start LISTING

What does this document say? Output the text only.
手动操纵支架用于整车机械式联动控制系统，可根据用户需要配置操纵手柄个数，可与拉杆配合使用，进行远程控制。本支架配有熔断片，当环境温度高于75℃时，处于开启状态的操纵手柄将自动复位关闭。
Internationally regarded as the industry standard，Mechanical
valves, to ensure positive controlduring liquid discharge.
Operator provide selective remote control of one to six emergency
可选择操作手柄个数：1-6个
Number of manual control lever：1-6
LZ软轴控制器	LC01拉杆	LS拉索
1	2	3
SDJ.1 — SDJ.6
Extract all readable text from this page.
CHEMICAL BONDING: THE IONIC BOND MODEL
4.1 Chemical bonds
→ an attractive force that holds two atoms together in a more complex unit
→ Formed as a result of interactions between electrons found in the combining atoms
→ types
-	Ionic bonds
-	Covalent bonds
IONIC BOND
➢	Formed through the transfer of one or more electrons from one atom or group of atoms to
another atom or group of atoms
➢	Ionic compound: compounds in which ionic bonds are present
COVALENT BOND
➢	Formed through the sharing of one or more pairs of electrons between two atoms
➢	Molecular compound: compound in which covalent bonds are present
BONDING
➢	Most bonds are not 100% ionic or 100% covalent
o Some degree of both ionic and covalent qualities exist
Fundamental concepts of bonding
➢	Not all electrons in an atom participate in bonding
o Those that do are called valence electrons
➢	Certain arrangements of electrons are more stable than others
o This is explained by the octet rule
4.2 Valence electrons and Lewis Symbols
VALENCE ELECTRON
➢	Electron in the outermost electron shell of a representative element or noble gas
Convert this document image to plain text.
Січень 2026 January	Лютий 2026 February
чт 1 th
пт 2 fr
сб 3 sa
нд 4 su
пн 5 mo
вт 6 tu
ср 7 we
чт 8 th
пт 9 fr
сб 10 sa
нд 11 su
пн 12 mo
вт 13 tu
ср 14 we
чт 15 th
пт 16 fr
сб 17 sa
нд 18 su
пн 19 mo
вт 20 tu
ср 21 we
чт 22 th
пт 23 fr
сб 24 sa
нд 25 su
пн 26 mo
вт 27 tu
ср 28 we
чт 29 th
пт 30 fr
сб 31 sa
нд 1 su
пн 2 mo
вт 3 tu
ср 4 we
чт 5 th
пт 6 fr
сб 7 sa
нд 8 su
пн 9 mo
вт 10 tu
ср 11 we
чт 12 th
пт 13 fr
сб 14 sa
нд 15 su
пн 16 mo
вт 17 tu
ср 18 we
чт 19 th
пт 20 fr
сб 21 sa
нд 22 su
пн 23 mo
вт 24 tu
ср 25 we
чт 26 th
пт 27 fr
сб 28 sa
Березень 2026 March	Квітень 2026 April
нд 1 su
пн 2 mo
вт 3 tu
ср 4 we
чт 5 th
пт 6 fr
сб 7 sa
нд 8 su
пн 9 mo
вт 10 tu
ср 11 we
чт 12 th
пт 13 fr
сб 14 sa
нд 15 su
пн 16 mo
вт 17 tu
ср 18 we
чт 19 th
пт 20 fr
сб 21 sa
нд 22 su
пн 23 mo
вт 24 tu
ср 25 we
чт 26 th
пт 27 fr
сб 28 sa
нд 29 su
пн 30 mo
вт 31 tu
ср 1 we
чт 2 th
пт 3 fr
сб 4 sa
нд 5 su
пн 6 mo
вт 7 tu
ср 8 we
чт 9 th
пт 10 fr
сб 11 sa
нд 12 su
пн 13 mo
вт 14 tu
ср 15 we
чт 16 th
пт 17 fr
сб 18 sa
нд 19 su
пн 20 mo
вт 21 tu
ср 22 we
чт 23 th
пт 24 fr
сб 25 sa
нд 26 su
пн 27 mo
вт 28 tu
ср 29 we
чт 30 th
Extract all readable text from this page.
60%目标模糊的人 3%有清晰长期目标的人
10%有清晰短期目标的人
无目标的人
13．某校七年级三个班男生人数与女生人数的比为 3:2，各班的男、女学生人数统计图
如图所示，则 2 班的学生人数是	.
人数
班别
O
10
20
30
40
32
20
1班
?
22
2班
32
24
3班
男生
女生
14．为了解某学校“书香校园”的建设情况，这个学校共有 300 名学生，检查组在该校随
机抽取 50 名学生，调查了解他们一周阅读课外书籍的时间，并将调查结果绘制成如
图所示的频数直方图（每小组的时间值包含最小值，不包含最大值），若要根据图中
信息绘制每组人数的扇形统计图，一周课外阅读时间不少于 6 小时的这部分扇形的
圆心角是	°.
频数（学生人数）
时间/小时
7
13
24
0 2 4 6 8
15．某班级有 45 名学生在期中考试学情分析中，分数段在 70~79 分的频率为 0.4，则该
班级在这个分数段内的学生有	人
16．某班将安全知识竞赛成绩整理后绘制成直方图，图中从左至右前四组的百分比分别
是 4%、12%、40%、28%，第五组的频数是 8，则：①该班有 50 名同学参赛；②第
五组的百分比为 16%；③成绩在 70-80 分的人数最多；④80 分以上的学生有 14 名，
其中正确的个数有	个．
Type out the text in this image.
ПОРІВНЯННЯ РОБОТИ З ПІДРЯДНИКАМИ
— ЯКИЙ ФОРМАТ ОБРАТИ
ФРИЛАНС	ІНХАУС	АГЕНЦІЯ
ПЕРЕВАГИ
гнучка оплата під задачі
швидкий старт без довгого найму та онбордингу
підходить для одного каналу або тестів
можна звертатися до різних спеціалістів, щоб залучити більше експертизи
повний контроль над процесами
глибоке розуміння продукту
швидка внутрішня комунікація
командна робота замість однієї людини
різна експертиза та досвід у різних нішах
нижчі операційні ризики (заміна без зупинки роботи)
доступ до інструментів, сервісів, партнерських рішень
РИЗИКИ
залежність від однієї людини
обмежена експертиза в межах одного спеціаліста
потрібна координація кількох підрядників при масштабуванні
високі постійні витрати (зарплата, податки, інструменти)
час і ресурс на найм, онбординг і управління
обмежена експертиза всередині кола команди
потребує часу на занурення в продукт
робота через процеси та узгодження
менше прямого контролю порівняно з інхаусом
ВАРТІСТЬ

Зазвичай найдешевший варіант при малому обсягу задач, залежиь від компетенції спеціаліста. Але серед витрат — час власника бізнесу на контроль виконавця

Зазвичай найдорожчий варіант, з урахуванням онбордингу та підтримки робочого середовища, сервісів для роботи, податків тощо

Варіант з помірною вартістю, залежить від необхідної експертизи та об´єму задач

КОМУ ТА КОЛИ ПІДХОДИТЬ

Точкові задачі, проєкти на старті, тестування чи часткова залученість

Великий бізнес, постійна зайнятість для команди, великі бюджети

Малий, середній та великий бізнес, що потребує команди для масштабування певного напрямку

end LISTING

▶ _EXERCISE GOAL_
Reproduce the entire listing word for word.

▶ _CORRECT OUTPUT_
What does this document say? Output the text only.
手动操纵支架用于整车机械式联动控制系统，可根据用户需要配置操纵手柄个数，可与拉杆配合使用，进行远程控制。本支架配有熔断片，当环境温度高于75℃时，处于开启状态的操纵手柄将自动复位关闭。
Internationally regarded as the industry standard，Mechanical
valves, to ensure positive controlduring liquid discharge.
Operator provide selective remote control of one to six emergency
可选择操作手柄个数：1-6个
Number of manual control lever：1-6
LZ软轴控制器	LC01拉杆	LS拉索
1	2	3
SDJ.1 — SDJ.6
Extract all readable text from this page.
CHEMICAL BONDING: THE IONIC BOND MODEL
4.1 Chemical bonds
→ an attractive force that holds two atoms together in a more complex unit
→ Formed as a result of interactions between electrons found in the combining atoms
→ types
-	Ionic bonds
-	Covalent bonds
IONIC BOND
➢	Formed through the transfer of one or more electrons from one atom or group of atoms to
another atom or group of atoms
➢	Ionic compound: compounds in which ionic bonds are present
COVALENT BOND
➢	Formed through the sharing of one or more pairs of electrons between two atoms
➢	Molecular compound: compound in which covalent bonds are present
BONDING
➢	Most bonds are not 100% ionic or 100% covalent
o Some degree of both ionic and covalent qualities exist
Fundamental concepts of bonding
➢	Not all electrons in an atom participate in bonding
o Those that do are called valence electrons
➢	Certain arrangements of electrons are more stable than others
o This is explained by the octet rule
4.2 Valence electrons and Lewis Symbols
VALENCE ELECTRON
➢	Electron in the outermost electron shell of a representative element or noble gas
Convert this document image to plain text.
Січень 2026 January	Лютий 2026 February
чт 1 th
пт 2 fr
сб 3 sa
нд 4 su
пн 5 mo
вт 6 tu
ср 7 we
чт 8 th
пт 9 fr
сб 10 sa
нд 11 su
пн 12 mo
вт 13 tu
ср 14 we
чт 15 th
пт 16 fr
сб 17 sa
нд 18 su
пн 19 mo
вт 20 tu
ср 21 we
чт 22 th
пт 23 fr
сб 24 sa
нд 25 su
пн 26 mo
вт 27 tu
ср 28 we
чт 29 th
пт 30 fr
сб 31 sa
нд 1 su
пн 2 mo
вт 3 tu
ср 4 we
чт 5 th
пт 6 fr
сб 7 sa
нд 8 su
пн 9 mo
вт 10 tu
ср 11 we
чт 12 th
пт 13 fr
сб 14 sa
нд 15 su
пн 16 mo
вт 17 tu
ср 18 we
чт 19 th
пт 20 fr
сб 21 sa
нд 22 su
пн 23 mo
вт 24 tu
ср 25 we
чт 26 th
пт 27 fr
сб 28 sa
Березень 2026 March	Квітень 2026 April
нд 1 su
пн 2 mo
вт 3 tu
ср 4 we
чт 5 th
пт 6 fr
сб 7 sa
нд 8 su
пн 9 mo
вт 10 tu
ср 11 we
чт 12 th
пт 13 fr
сб 14 sa
нд 15 su
пн 16 mo
вт 17 tu
ср 18 we
чт 19 th
пт 20 fr
сб 21 sa
нд 22 su
пн 23 mo
вт 24 tu
ср 25 we
чт 26 th
пт 27 fr
сб 28 sa
нд 29 su
пн 30 mo
вт 31 tu
ср 1 we
чт 2 th
пт 3 fr
сб 4 sa
нд 5 su
пн 6 mo
вт 7 tu
ср 8 we
чт 9 th
пт 10 fr
сб 11 sa
нд 12 su
пн 13 mo
вт 14 tu
ср 15 we
чт 16 th
пт 17 fr
сб 18 sa
нд 19 su
пн 20 mo
вт 21 tu
ср 22 we
чт 23 th
пт 24 fr
сб 25 sa
нд 26 su
пн 27 mo
вт 28 tu
ср 29 we
чт 30 th
Extract all readable text from this page.
60%目标模糊的人 3%有清晰长期目标的人
10%有清晰短期目标的人
无目标的人
13．某校七年级三个班男生人数与女生人数的比为 3:2，各班的男、女学生人数统计图
如图所示，则 2 班的学生人数是	.
人数
班别
O
10
20
30
40
32
20
1班
?
22
2班
32
24
3班
男生
女生
14．为了解某学校“书香校园”的建设情况，这个学校共有 300 名学生，检查组在该校随
机抽取 50 名学生，调查了解他们一周阅读课外书籍的时间，并将调查结果绘制成如
图所示的频数直方图（每小组的时间值包含最小值，不包含最大值），若要根据图中
信息绘制每组人数的扇形统计图，一周课外阅读时间不少于 6 小时的这部分扇形的
圆心角是	°.
频数（学生人数）
时间/小时
7
13
24
0 2 4 6 8
15．某班级有 45 名学生在期中考试学情分析中，分数段在 70~79 分的频率为 0.4，则该
班级在这个分数段内的学生有	人
16．某班将安全知识竞赛成绩整理后绘制成直方图，图中从左至右前四组的百分比分别
是 4%、12%、40%、28%，第五组的频数是 8，则：①该班有 50 名同学参赛；②第
五组的百分比为 16%；③成绩在 70-80 分的人数最多；④80 分以上的学生有 14 名，
其中正确的个数有	个．
Type out the text in this image.
ПОРІВНЯННЯ РОБОТИ З ПІДРЯДНИКАМИ
— ЯКИЙ ФОРМАТ ОБРАТИ
ФРИЛАНС	ІНХАУС	АГЕНЦІЯ
ПЕРЕВАГИ
гнучка оплата під задачі
швидкий старт без довгого найму та онбордингу
підходить для одного каналу або тестів
можна звертатися до різних спеціалістів, щоб залучити більше експертизи
повний контроль над процесами
глибоке розуміння продукту
швидка внутрішня комунікація
командна робота замість однієї людини
різна експертиза та досвід у різних нішах
нижчі операційні ризики (заміна без зупинки роботи)
доступ до інструментів, сервісів, партнерських рішень
РИЗИКИ
залежність від однієї людини
обмежена експертиза в межах одного спеціаліста
потрібна координація кількох підрядників при масштабуванні
високі постійні витрати (зарплата, податки, інструменти)
час і ресурс на найм, онбординг і управління
обмежена експертиза всередині кола команди
потребує часу на занурення в продукт
робота через процеси та узгодження
менше прямого контролю порівняно з інхаусом
ВАРТІСТЬ

Зазвичай найдешевший варіант при малому обсягу задач, залежиь від компетенції спеціаліста. Але серед витрат — час власника бізнесу на контроль виконавця

Зазвичай найдорожчий варіант, з урахуванням онбордингу та підтримки робочого середовища, сервісів для роботи, податків тощо

Варіант з помірною вартістю, залежить від необхідної експертизи та об´єму задач

КОМУ ТА КОЛИ ПІДХОДИТЬ

Точкові задачі, проєкти на старті, тестування чи часткова залученість

Великий бізнес, постійна зайнятість для команди, великі бюджети

Малий, середній та великий бізнес, що потребує команди для масштабування певного напрямку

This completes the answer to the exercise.